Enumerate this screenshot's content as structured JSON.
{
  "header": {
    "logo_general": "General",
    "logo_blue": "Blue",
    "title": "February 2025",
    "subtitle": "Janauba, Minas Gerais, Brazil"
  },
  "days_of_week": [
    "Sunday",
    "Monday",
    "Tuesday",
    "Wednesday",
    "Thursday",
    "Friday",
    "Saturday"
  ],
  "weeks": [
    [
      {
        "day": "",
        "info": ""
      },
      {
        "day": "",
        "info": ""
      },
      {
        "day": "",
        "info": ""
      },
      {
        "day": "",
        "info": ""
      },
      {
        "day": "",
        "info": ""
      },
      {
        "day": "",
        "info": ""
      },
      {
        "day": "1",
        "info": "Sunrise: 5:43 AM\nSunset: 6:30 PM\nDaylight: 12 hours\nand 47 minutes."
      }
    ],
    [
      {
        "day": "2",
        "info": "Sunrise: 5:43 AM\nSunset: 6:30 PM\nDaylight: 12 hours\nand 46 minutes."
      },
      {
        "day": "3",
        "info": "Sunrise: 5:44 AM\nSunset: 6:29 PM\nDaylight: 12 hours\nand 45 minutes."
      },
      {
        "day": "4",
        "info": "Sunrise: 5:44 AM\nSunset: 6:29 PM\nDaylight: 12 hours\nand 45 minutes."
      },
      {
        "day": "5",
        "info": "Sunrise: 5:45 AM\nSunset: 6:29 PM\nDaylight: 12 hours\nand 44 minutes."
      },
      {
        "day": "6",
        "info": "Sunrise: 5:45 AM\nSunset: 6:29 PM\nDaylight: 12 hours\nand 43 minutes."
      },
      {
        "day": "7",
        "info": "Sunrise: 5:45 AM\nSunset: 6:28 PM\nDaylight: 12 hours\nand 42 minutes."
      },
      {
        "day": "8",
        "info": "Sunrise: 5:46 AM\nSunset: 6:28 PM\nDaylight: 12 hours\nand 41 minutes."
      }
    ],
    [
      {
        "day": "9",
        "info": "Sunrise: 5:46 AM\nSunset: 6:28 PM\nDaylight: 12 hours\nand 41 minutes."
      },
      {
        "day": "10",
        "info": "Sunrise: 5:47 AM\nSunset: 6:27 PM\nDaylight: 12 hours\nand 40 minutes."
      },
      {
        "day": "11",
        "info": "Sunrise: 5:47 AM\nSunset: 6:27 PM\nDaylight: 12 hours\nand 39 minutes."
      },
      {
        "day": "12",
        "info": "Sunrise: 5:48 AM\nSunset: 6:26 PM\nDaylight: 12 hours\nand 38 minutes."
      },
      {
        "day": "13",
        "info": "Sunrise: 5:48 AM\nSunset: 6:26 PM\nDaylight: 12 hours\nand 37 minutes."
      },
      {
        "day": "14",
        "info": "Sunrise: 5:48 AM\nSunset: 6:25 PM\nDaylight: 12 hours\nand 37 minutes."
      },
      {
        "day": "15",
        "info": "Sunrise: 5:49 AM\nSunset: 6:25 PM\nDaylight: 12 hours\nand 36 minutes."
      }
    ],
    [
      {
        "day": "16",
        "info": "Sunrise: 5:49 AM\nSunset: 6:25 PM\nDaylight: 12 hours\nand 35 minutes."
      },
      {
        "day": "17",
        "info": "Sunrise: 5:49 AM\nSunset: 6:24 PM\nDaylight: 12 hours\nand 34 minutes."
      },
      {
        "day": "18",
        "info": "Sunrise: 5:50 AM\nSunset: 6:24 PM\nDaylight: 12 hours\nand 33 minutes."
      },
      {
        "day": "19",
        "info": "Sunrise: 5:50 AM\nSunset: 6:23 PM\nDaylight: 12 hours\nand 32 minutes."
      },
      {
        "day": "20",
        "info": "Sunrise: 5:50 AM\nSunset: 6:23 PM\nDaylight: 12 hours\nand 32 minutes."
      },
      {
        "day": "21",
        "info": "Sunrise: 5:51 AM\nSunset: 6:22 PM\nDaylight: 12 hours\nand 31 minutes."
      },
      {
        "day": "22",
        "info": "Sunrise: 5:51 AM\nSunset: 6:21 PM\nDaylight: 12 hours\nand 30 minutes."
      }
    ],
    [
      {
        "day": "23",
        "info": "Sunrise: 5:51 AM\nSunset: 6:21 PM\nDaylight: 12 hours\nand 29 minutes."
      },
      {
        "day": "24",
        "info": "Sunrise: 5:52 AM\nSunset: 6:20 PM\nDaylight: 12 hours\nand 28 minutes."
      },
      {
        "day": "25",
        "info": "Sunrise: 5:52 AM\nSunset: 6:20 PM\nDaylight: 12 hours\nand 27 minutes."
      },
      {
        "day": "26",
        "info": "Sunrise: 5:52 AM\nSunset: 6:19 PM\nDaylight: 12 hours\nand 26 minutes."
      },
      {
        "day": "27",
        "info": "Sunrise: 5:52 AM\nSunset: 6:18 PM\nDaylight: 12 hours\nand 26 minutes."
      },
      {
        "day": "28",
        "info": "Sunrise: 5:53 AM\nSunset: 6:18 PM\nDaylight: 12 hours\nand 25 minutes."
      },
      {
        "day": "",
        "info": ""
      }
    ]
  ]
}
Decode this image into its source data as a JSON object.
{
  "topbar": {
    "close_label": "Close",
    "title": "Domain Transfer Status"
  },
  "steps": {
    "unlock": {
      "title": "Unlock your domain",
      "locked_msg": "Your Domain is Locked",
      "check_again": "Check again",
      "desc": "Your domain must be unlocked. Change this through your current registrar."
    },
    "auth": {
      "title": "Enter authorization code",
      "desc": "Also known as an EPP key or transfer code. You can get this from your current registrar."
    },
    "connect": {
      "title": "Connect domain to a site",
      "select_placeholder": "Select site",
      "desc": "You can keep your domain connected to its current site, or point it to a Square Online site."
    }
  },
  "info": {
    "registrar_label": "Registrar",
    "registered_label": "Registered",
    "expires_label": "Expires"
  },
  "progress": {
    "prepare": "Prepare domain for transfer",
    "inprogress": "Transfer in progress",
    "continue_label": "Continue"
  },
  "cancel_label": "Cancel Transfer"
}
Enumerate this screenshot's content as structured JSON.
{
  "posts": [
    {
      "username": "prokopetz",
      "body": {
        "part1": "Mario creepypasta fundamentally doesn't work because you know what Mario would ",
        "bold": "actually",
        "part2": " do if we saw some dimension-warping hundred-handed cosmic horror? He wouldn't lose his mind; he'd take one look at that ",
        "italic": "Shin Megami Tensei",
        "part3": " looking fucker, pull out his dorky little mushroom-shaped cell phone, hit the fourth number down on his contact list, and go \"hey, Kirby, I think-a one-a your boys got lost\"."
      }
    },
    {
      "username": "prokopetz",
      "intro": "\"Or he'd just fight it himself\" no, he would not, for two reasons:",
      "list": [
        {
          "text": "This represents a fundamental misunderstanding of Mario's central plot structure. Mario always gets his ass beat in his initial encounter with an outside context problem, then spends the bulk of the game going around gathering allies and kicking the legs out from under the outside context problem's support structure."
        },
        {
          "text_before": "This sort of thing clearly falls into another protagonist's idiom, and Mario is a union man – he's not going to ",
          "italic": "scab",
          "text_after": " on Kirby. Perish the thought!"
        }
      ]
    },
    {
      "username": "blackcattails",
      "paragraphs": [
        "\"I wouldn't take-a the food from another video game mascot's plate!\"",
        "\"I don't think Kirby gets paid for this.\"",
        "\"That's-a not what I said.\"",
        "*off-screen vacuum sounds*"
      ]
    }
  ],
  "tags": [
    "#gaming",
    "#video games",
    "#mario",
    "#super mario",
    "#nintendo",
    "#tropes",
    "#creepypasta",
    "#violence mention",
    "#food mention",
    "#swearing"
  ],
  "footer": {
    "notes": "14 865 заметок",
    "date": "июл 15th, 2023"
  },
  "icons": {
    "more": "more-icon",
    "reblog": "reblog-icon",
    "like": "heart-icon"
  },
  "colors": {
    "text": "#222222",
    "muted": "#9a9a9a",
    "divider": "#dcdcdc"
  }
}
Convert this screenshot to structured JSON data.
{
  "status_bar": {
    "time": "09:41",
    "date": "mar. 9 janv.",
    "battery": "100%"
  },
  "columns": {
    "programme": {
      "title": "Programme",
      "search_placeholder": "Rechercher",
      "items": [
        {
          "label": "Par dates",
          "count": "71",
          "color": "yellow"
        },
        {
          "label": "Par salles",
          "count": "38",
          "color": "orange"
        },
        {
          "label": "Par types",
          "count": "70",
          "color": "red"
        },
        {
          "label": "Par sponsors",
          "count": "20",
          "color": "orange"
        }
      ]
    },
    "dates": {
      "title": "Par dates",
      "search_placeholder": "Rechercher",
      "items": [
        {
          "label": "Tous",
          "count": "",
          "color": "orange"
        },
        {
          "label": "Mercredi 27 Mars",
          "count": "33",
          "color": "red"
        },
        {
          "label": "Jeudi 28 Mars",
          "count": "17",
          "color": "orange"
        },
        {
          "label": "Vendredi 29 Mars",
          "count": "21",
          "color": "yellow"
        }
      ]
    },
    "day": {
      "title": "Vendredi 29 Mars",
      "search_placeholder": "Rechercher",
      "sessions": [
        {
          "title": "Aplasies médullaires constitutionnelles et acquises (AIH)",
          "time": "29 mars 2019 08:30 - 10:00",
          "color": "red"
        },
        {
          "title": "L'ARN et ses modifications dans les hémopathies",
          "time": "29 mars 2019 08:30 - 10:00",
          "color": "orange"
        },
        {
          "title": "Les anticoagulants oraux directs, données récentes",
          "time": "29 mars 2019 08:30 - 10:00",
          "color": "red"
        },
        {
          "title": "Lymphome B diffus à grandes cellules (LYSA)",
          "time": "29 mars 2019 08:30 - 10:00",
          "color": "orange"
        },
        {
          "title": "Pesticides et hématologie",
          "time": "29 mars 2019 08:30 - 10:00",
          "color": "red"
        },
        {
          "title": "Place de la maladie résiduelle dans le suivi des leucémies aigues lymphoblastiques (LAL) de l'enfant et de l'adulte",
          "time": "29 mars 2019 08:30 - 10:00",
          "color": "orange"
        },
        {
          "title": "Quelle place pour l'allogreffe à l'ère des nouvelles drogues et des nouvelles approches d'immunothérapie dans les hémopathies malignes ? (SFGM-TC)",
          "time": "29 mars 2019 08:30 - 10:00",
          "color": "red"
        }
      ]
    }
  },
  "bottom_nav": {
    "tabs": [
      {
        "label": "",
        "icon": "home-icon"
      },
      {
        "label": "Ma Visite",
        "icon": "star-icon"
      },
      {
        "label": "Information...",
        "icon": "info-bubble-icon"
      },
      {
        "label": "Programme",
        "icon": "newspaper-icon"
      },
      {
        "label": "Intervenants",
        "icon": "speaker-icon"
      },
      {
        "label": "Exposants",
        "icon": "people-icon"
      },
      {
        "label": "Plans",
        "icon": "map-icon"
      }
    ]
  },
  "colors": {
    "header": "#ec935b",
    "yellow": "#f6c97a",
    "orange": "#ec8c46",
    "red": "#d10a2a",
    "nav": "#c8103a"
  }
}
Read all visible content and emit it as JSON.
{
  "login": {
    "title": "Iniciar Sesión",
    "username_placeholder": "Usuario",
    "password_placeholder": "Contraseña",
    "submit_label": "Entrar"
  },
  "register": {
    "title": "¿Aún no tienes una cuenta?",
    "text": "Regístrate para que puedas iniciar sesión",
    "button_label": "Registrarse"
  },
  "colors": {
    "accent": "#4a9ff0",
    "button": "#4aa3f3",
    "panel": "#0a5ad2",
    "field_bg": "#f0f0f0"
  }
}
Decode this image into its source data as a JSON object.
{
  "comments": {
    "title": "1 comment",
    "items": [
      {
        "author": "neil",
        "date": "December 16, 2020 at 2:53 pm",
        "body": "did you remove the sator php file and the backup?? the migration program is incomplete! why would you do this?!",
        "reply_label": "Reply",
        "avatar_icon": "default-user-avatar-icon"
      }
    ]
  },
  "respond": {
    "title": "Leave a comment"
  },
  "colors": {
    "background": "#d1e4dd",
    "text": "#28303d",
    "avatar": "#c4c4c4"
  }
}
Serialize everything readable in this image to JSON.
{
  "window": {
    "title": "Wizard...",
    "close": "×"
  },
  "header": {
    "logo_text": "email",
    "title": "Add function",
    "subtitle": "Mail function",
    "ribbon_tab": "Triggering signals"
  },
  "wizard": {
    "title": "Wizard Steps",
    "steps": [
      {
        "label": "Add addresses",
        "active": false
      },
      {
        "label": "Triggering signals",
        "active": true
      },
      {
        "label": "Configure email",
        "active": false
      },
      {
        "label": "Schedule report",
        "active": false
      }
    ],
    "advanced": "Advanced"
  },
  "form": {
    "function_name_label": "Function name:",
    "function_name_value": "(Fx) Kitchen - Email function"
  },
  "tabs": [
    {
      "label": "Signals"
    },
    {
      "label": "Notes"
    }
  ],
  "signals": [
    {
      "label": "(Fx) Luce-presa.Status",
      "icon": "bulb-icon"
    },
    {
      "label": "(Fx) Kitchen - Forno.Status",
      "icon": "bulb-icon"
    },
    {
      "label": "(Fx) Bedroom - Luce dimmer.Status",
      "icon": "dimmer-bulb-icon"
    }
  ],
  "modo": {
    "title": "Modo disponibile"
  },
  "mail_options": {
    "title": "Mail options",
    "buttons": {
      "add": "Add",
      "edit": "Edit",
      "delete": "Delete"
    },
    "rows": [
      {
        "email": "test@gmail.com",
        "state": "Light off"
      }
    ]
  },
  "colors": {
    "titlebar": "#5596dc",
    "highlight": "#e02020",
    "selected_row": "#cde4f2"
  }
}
===============
▶ _Directive_: Filter the entries above down to the lines containing the word "Triggering".

▶ _Exercise response_:
    "ribbon_tab": "Triggering signals"
        "label": "Triggering signals",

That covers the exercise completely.